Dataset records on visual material
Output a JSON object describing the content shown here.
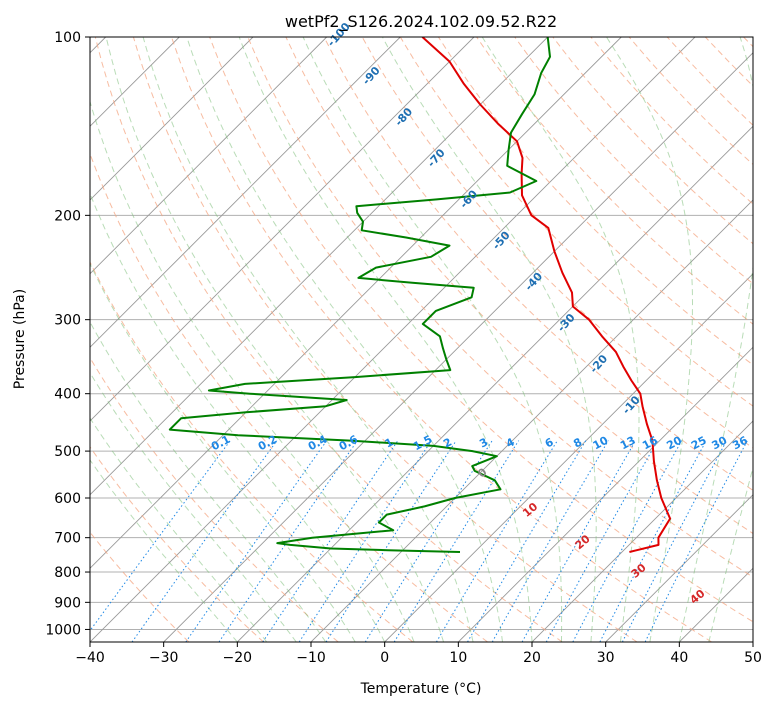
{
  "chart_data": {
    "type": "line",
    "title": "wetPf2_S126.2024.102.09.52.R22",
    "xlabel": "Temperature (°C)",
    "ylabel": "Pressure (hPa)",
    "xlim": [
      -40,
      50
    ],
    "ylim": [
      1050,
      100
    ],
    "y_scale": "log",
    "skew": "skew-T log-p",
    "grid": true,
    "x_ticks": [
      "−40",
      "−30",
      "−20",
      "−10",
      "0",
      "10",
      "20",
      "30",
      "40",
      "50"
    ],
    "x_tick_values": [
      -40,
      -30,
      -20,
      -10,
      0,
      10,
      20,
      30,
      40,
      50
    ],
    "y_ticks": [
      "100",
      "200",
      "300",
      "400",
      "500",
      "600",
      "700",
      "800",
      "900",
      "1000"
    ],
    "y_tick_values": [
      100,
      200,
      300,
      400,
      500,
      600,
      700,
      800,
      900,
      1000
    ],
    "series": [
      {
        "kind": "temperature",
        "color": "#e00000",
        "points": [
          [
            740,
            21
          ],
          [
            720,
            24
          ],
          [
            700,
            23
          ],
          [
            650,
            22
          ],
          [
            600,
            18
          ],
          [
            560,
            15
          ],
          [
            520,
            12
          ],
          [
            480,
            9
          ],
          [
            450,
            6
          ],
          [
            420,
            3
          ],
          [
            400,
            1
          ],
          [
            380,
            -2
          ],
          [
            360,
            -5
          ],
          [
            340,
            -8
          ],
          [
            320,
            -12
          ],
          [
            300,
            -16
          ],
          [
            285,
            -20
          ],
          [
            270,
            -22
          ],
          [
            250,
            -26
          ],
          [
            230,
            -30
          ],
          [
            210,
            -34
          ],
          [
            200,
            -38
          ],
          [
            185,
            -42
          ],
          [
            170,
            -45
          ],
          [
            160,
            -47
          ],
          [
            150,
            -50
          ],
          [
            140,
            -55
          ],
          [
            130,
            -60
          ],
          [
            120,
            -65
          ],
          [
            110,
            -70
          ],
          [
            100,
            -77
          ]
        ]
      },
      {
        "kind": "dewpoint",
        "color": "#008000",
        "points": [
          [
            740,
            -2
          ],
          [
            735,
            -12
          ],
          [
            730,
            -20
          ],
          [
            720,
            -26
          ],
          [
            715,
            -28
          ],
          [
            700,
            -24
          ],
          [
            680,
            -14
          ],
          [
            660,
            -17
          ],
          [
            640,
            -17
          ],
          [
            620,
            -13
          ],
          [
            600,
            -10
          ],
          [
            580,
            -5
          ],
          [
            560,
            -7
          ],
          [
            540,
            -11
          ],
          [
            530,
            -12
          ],
          [
            520,
            -11
          ],
          [
            510,
            -10
          ],
          [
            500,
            -14
          ],
          [
            490,
            -20
          ],
          [
            480,
            -32
          ],
          [
            470,
            -48
          ],
          [
            460,
            -58
          ],
          [
            440,
            -58
          ],
          [
            430,
            -50
          ],
          [
            420,
            -40
          ],
          [
            410,
            -38
          ],
          [
            400,
            -52
          ],
          [
            395,
            -58
          ],
          [
            385,
            -54
          ],
          [
            375,
            -40
          ],
          [
            365,
            -28
          ],
          [
            350,
            -30
          ],
          [
            335,
            -32
          ],
          [
            320,
            -34
          ],
          [
            305,
            -38
          ],
          [
            290,
            -38
          ],
          [
            275,
            -35
          ],
          [
            265,
            -36
          ],
          [
            260,
            -45
          ],
          [
            255,
            -53
          ],
          [
            245,
            -52
          ],
          [
            235,
            -46
          ],
          [
            225,
            -45
          ],
          [
            218,
            -52
          ],
          [
            212,
            -59
          ],
          [
            205,
            -60
          ],
          [
            198,
            -62
          ],
          [
            193,
            -63
          ],
          [
            188,
            -53
          ],
          [
            183,
            -44
          ],
          [
            175,
            -42
          ],
          [
            165,
            -48
          ],
          [
            155,
            -50
          ],
          [
            145,
            -52
          ],
          [
            135,
            -53
          ],
          [
            125,
            -54
          ],
          [
            115,
            -56
          ],
          [
            108,
            -57
          ],
          [
            100,
            -60
          ]
        ]
      }
    ],
    "mixing_ratio_labels": [
      "0.1",
      "0.2",
      "0.4",
      "0.6",
      "1",
      "1.5",
      "2",
      "3",
      "4",
      "6",
      "8",
      "10",
      "13",
      "16",
      "20",
      "25",
      "30",
      "36"
    ],
    "mixing_ratio_values": [
      0.1,
      0.2,
      0.4,
      0.6,
      1,
      1.5,
      2,
      3,
      4,
      6,
      8,
      10,
      13,
      16,
      20,
      25,
      30,
      36
    ],
    "dry_adiabat_labels": [
      "-100",
      "-90",
      "-80",
      "-70",
      "-60",
      "-50",
      "-40",
      "-30",
      "-20",
      "-10"
    ],
    "dry_adiabat_values": [
      -100,
      -90,
      -80,
      -70,
      -60,
      -50,
      -40,
      -30,
      -20,
      -10
    ],
    "moist_adiabat_labels": [
      "0",
      "10",
      "20",
      "30",
      "40"
    ],
    "moist_adiabat_values": [
      0,
      10,
      20,
      30,
      40
    ],
    "colors": {
      "temperature": "#e00000",
      "dewpoint": "#008000",
      "dry_adiabat": "#f4a582",
      "moist_adiabat": "#7fbf7b",
      "mixing_ratio": "#1e88e5",
      "isotherm": "#999999",
      "dry_label": "#1f6fb2",
      "moist_label": "#d62728",
      "mixing_label": "#1e88e5",
      "moist_zero_label": "#888888"
    }
  }
}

WHAT YOU SHOULD DO:
Quote the data above in full and without alteration; skip the pictures.

TASK ANSWER:
Output a JSON object describing the content shown here.
{
  "chart_data": {
    "type": "line",
    "title": "wetPf2_S126.2024.102.09.52.R22",
    "xlabel": "Temperature (°C)",
    "ylabel": "Pressure (hPa)",
    "xlim": [
      -40,
      50
    ],
    "ylim": [
      1050,
      100
    ],
    "y_scale": "log",
    "skew": "skew-T log-p",
    "grid": true,
    "x_ticks": [
      "−40",
      "−30",
      "−20",
      "−10",
      "0",
      "10",
      "20",
      "30",
      "40",
      "50"
    ],
    "x_tick_values": [
      -40,
      -30,
      -20,
      -10,
      0,
      10,
      20,
      30,
      40,
      50
    ],
    "y_ticks": [
      "100",
      "200",
      "300",
      "400",
      "500",
      "600",
      "700",
      "800",
      "900",
      "1000"
    ],
    "y_tick_values": [
      100,
      200,
      300,
      400,
      500,
      600,
      700,
      800,
      900,
      1000
    ],
    "series": [
      {
        "kind": "temperature",
        "color": "#e00000",
        "points": [
          [
            740,
            21
          ],
          [
            720,
            24
          ],
          [
            700,
            23
          ],
          [
            650,
            22
          ],
          [
            600,
            18
          ],
          [
            560,
            15
          ],
          [
            520,
            12
          ],
          [
            480,
            9
          ],
          [
            450,
            6
          ],
          [
            420,
            3
          ],
          [
            400,
            1
          ],
          [
            380,
            -2
          ],
          [
            360,
            -5
          ],
          [
            340,
            -8
          ],
          [
            320,
            -12
          ],
          [
            300,
            -16
          ],
          [
            285,
            -20
          ],
          [
            270,
            -22
          ],
          [
            250,
            -26
          ],
          [
            230,
            -30
          ],
          [
            210,
            -34
          ],
          [
            200,
            -38
          ],
          [
            185,
            -42
          ],
          [
            170,
            -45
          ],
          [
            160,
            -47
          ],
          [
            150,
            -50
          ],
          [
            140,
            -55
          ],
          [
            130,
            -60
          ],
          [
            120,
            -65
          ],
          [
            110,
            -70
          ],
          [
            100,
            -77
          ]
        ]
      },
      {
        "kind": "dewpoint",
        "color": "#008000",
        "points": [
          [
            740,
            -2
          ],
          [
            735,
            -12
          ],
          [
            730,
            -20
          ],
          [
            720,
            -26
          ],
          [
            715,
            -28
          ],
          [
            700,
            -24
          ],
          [
            680,
            -14
          ],
          [
            660,
            -17
          ],
          [
            640,
            -17
          ],
          [
            620,
            -13
          ],
          [
            600,
            -10
          ],
          [
            580,
            -5
          ],
          [
            560,
            -7
          ],
          [
            540,
            -11
          ],
          [
            530,
            -12
          ],
          [
            520,
            -11
          ],
          [
            510,
            -10
          ],
          [
            500,
            -14
          ],
          [
            490,
            -20
          ],
          [
            480,
            -32
          ],
          [
            470,
            -48
          ],
          [
            460,
            -58
          ],
          [
            440,
            -58
          ],
          [
            430,
            -50
          ],
          [
            420,
            -40
          ],
          [
            410,
            -38
          ],
          [
            400,
            -52
          ],
          [
            395,
            -58
          ],
          [
            385,
            -54
          ],
          [
            375,
            -40
          ],
          [
            365,
            -28
          ],
          [
            350,
            -30
          ],
          [
            335,
            -32
          ],
          [
            320,
            -34
          ],
          [
            305,
            -38
          ],
          [
            290,
            -38
          ],
          [
            275,
            -35
          ],
          [
            265,
            -36
          ],
          [
            260,
            -45
          ],
          [
            255,
            -53
          ],
          [
            245,
            -52
          ],
          [
            235,
            -46
          ],
          [
            225,
            -45
          ],
          [
            218,
            -52
          ],
          [
            212,
            -59
          ],
          [
            205,
            -60
          ],
          [
            198,
            -62
          ],
          [
            193,
            -63
          ],
          [
            188,
            -53
          ],
          [
            183,
            -44
          ],
          [
            175,
            -42
          ],
          [
            165,
            -48
          ],
          [
            155,
            -50
          ],
          [
            145,
            -52
          ],
          [
            135,
            -53
          ],
          [
            125,
            -54
          ],
          [
            115,
            -56
          ],
          [
            108,
            -57
          ],
          [
            100,
            -60
          ]
        ]
      }
    ],
    "mixing_ratio_labels": [
      "0.1",
      "0.2",
      "0.4",
      "0.6",
      "1",
      "1.5",
      "2",
      "3",
      "4",
      "6",
      "8",
      "10",
      "13",
      "16",
      "20",
      "25",
      "30",
      "36"
    ],
    "mixing_ratio_values": [
      0.1,
      0.2,
      0.4,
      0.6,
      1,
      1.5,
      2,
      3,
      4,
      6,
      8,
      10,
      13,
      16,
      20,
      25,
      30,
      36
    ],
    "dry_adiabat_labels": [
      "-100",
      "-90",
      "-80",
      "-70",
      "-60",
      "-50",
      "-40",
      "-30",
      "-20",
      "-10"
    ],
    "dry_adiabat_values": [
      -100,
      -90,
      -80,
      -70,
      -60,
      -50,
      -40,
      -30,
      -20,
      -10
    ],
    "moist_adiabat_labels": [
      "0",
      "10",
      "20",
      "30",
      "40"
    ],
    "moist_adiabat_values": [
      0,
      10,
      20,
      30,
      40
    ],
    "colors": {
      "temperature": "#e00000",
      "dewpoint": "#008000",
      "dry_adiabat": "#f4a582",
      "moist_adiabat": "#7fbf7b",
      "mixing_ratio": "#1e88e5",
      "isotherm": "#999999",
      "dry_label": "#1f6fb2",
      "moist_label": "#d62728",
      "mixing_label": "#1e88e5",
      "moist_zero_label": "#888888"
    }
  }
}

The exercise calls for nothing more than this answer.